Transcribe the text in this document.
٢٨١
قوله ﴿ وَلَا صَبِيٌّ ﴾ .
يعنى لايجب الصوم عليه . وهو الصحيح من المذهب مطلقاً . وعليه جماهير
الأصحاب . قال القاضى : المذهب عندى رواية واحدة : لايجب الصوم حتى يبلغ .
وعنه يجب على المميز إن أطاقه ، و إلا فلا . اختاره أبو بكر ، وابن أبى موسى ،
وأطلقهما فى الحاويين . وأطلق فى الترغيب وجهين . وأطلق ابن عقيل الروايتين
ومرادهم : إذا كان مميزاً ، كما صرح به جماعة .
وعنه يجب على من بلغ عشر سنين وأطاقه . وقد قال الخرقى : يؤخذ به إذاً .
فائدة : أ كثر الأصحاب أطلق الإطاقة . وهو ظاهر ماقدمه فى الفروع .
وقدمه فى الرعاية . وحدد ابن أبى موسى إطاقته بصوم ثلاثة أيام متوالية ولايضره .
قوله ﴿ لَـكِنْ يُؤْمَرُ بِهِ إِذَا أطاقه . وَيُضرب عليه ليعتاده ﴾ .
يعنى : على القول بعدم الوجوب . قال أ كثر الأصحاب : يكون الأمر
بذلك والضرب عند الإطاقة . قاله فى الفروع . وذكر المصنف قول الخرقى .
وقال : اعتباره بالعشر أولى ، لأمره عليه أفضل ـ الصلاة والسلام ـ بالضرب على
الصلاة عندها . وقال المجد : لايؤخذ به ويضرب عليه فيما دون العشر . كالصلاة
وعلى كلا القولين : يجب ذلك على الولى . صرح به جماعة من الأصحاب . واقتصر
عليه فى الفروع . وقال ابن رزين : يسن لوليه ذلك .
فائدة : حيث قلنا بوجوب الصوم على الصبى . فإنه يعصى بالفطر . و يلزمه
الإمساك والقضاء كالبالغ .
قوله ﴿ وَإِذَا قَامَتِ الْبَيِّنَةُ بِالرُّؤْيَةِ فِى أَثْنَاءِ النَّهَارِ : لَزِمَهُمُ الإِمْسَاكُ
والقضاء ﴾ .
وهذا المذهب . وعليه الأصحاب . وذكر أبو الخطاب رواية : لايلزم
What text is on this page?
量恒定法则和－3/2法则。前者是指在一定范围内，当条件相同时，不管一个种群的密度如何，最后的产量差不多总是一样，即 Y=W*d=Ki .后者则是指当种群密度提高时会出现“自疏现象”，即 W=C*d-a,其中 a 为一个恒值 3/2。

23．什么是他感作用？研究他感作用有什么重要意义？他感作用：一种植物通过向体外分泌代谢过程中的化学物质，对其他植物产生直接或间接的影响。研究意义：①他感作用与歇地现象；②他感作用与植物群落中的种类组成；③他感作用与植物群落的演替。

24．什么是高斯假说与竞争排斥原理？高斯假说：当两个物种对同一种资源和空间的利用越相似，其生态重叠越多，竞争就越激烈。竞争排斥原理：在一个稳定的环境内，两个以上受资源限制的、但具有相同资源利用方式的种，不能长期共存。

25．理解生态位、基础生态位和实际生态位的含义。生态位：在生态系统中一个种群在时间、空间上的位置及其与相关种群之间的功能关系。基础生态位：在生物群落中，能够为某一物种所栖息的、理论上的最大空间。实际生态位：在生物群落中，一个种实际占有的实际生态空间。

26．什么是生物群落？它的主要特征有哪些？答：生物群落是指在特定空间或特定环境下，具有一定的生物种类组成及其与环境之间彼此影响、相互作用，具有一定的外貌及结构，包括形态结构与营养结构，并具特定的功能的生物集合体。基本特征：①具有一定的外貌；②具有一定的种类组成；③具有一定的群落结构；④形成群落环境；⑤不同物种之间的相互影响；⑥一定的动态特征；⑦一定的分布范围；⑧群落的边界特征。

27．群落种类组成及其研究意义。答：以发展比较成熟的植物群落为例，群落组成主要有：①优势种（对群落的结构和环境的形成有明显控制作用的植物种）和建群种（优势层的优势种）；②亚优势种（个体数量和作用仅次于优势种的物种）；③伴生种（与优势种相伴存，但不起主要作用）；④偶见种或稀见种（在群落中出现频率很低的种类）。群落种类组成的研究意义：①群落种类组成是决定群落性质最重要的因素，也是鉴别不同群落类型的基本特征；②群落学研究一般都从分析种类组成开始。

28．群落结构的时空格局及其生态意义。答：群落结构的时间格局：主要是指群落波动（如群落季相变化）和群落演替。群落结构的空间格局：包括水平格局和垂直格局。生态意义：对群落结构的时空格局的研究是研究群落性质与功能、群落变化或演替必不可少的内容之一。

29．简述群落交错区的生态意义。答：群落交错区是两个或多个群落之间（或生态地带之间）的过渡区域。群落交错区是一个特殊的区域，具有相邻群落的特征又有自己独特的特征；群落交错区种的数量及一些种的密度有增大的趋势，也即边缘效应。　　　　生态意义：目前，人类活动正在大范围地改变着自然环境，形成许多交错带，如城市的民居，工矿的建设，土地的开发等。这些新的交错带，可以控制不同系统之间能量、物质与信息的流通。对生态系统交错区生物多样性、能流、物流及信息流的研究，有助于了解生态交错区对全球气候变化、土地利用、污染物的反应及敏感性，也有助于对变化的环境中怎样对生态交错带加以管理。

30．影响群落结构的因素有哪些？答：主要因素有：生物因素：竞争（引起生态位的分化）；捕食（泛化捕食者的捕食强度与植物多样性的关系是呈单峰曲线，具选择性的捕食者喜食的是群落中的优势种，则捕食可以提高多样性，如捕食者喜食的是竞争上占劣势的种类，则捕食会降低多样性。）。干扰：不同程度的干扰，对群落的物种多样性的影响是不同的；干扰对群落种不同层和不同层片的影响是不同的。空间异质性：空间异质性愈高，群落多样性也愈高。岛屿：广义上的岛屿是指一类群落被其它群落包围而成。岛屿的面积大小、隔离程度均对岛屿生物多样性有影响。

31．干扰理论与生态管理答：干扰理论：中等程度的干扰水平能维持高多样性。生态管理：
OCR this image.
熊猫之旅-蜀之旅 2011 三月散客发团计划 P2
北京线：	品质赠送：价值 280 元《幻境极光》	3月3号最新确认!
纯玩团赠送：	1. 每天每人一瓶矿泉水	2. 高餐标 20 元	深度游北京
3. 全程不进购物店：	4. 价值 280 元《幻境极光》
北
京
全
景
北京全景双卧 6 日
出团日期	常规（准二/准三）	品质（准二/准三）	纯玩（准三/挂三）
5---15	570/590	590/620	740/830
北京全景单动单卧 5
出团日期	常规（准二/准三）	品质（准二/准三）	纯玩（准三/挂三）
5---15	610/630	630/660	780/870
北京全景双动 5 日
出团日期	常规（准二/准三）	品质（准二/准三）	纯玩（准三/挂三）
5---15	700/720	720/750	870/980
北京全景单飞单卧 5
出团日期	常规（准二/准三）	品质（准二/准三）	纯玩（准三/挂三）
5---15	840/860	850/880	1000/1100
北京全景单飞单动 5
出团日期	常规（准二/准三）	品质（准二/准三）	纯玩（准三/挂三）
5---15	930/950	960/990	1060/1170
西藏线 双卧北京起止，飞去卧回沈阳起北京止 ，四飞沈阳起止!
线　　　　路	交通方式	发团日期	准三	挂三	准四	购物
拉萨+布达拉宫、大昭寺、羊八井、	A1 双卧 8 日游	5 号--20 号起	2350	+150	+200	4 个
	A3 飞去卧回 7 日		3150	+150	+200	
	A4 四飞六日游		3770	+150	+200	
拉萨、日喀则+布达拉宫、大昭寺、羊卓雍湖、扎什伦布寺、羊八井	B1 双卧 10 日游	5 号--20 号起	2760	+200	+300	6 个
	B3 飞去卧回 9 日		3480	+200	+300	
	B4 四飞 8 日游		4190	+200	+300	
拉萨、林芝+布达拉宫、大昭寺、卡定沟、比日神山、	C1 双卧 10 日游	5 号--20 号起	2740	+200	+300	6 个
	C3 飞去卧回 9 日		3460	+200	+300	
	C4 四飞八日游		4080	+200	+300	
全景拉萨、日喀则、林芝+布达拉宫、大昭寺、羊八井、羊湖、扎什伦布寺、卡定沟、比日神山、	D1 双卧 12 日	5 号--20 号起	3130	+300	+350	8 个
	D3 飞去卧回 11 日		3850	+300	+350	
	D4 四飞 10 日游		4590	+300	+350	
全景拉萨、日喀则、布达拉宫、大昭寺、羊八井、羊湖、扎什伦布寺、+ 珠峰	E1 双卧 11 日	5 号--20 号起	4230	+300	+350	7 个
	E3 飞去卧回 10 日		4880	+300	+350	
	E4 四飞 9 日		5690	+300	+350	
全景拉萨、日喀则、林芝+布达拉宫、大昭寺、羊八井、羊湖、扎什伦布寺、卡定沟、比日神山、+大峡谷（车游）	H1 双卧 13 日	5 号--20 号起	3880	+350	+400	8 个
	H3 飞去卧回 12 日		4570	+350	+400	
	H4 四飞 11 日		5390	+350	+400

# [Written task]
Among the lines above, how many contain the string "扎什伦布寺"? State the number alone.

# [Output for this task]
4